Goal = Pick out each line containing the string "Knots".

• • • •

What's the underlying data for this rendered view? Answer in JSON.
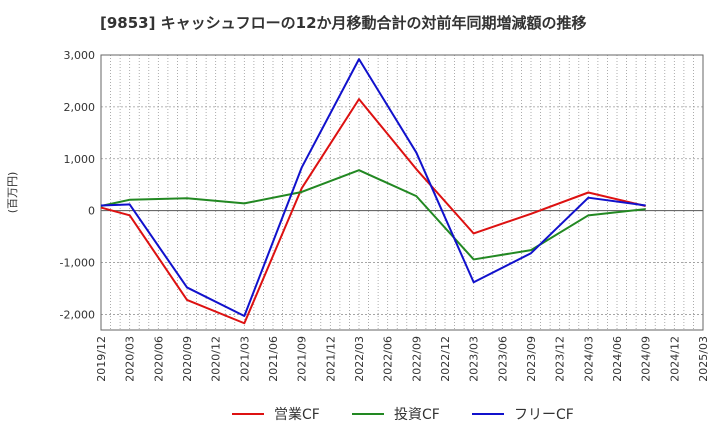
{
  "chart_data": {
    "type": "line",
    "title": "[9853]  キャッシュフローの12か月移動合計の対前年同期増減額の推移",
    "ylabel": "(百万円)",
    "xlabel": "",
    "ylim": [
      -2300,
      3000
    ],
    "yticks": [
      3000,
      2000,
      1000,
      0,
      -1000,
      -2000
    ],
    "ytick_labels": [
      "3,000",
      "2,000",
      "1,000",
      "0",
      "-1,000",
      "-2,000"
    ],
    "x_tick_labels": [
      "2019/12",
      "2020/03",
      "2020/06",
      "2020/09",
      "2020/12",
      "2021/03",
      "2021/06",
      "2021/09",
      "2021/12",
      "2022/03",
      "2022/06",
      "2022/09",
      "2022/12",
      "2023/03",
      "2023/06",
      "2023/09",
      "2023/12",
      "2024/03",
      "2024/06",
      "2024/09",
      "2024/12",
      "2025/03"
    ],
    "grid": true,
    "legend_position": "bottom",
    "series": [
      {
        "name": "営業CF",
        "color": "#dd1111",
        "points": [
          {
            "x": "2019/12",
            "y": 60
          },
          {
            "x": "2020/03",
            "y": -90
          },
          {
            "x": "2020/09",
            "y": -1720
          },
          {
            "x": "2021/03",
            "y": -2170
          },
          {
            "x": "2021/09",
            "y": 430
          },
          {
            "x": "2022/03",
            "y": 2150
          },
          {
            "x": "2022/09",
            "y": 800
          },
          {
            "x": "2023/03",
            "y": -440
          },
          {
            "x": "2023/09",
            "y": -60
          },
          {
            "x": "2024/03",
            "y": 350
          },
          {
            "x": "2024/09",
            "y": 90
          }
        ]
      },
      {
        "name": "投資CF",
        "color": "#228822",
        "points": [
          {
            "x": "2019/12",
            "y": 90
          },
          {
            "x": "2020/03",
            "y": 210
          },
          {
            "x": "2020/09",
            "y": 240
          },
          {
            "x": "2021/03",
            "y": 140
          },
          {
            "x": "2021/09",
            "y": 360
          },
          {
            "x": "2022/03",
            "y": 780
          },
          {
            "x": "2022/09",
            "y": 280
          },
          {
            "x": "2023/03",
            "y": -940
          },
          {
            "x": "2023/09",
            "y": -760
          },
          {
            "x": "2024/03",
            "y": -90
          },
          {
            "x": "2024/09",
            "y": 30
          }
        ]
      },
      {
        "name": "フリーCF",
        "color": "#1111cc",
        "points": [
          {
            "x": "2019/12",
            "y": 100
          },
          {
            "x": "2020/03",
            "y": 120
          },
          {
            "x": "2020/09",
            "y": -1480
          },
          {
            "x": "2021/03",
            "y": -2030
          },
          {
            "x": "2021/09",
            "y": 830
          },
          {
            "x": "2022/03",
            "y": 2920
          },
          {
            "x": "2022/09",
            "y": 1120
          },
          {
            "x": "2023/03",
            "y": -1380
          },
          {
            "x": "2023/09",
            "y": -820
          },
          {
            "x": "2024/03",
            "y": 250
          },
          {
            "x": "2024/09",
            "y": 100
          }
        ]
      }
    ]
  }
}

• • • •

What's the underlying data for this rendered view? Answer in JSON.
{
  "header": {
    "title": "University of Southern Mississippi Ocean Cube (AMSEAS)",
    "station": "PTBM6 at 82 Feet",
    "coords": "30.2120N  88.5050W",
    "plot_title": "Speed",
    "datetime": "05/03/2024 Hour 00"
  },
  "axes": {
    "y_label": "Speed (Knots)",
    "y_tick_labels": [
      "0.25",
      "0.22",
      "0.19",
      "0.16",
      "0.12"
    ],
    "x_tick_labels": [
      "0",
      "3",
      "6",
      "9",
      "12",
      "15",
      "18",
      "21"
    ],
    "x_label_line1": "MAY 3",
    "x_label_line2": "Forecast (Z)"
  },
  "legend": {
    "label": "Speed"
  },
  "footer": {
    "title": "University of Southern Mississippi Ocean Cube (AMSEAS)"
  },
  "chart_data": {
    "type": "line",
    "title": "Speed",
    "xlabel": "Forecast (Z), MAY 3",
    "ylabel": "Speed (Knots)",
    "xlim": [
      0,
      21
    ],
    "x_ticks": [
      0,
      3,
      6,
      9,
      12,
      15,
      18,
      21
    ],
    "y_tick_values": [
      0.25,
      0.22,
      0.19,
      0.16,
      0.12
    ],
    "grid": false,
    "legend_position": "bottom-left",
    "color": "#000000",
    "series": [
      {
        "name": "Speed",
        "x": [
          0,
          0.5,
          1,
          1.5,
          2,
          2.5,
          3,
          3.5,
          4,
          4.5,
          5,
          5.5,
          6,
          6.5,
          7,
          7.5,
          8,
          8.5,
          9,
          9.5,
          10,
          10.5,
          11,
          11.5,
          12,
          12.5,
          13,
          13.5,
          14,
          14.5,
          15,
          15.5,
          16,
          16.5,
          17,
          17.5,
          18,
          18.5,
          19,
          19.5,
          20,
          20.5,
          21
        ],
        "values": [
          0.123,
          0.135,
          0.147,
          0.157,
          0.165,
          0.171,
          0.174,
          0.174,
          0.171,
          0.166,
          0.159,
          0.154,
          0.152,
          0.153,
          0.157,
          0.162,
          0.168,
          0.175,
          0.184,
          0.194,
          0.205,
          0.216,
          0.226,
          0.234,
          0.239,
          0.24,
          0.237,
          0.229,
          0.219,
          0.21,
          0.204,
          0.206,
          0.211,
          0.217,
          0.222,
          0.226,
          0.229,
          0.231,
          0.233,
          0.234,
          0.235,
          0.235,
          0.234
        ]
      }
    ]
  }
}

• • • •

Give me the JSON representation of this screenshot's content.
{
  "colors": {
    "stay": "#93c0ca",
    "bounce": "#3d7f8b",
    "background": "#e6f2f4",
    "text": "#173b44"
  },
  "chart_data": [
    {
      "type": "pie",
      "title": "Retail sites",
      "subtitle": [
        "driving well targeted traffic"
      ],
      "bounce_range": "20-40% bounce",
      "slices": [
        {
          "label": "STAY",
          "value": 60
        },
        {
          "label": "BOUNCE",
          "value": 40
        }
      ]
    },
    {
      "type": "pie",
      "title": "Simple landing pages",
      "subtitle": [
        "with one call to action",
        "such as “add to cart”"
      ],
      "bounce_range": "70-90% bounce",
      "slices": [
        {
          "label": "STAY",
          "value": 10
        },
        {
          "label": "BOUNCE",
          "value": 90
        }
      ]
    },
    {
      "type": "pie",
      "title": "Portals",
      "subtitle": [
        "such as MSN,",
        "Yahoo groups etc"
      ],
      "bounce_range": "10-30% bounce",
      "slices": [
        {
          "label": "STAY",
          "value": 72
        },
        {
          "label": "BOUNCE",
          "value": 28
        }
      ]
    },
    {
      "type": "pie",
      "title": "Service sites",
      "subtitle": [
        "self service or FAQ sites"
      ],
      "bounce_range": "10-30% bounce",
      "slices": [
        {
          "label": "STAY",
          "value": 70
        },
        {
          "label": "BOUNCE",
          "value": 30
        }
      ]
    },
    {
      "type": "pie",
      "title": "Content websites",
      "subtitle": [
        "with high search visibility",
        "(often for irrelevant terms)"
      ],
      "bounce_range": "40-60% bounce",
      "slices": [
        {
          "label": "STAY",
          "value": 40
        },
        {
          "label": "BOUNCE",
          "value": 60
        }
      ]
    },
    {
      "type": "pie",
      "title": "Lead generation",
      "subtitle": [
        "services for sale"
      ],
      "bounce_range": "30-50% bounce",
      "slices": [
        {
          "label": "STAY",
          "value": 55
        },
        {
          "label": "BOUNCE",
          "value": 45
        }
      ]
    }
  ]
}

• • • •

Finished exercise =
    "y_label": "Speed (Knots)",
    "ylabel": "Speed (Knots)",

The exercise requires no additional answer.